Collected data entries
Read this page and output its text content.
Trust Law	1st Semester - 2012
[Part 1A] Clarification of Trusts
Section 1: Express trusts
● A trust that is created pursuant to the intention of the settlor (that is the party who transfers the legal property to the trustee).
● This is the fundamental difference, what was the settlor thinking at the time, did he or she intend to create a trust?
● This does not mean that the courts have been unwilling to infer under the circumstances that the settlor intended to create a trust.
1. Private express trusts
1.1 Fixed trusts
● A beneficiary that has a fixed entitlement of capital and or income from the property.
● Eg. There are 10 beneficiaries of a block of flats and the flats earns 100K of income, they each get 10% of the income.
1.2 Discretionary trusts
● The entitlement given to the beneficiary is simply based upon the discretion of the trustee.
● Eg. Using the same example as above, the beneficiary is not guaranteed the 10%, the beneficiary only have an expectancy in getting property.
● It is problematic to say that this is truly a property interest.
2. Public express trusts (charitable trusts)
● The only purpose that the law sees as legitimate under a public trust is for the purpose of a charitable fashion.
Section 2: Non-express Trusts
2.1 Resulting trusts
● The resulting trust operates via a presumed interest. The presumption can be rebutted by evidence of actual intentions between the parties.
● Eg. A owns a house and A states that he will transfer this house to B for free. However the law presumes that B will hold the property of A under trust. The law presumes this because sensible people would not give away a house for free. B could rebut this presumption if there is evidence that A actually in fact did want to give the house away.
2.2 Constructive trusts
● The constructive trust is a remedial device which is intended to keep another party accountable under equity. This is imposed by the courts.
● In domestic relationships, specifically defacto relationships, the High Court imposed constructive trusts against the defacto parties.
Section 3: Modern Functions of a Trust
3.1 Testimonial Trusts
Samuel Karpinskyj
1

BRIEF ▸
From the records above, pull out each line that has "parties".

RESPONSE FOR THIS EXERCISE ▸
● The resulting trust operates via a presumed interest. The presumption can be rebutted by evidence of actual intentions between the parties.
● In domestic relationships, specifically defacto relationships, the High Court imposed constructive trusts against the defacto parties.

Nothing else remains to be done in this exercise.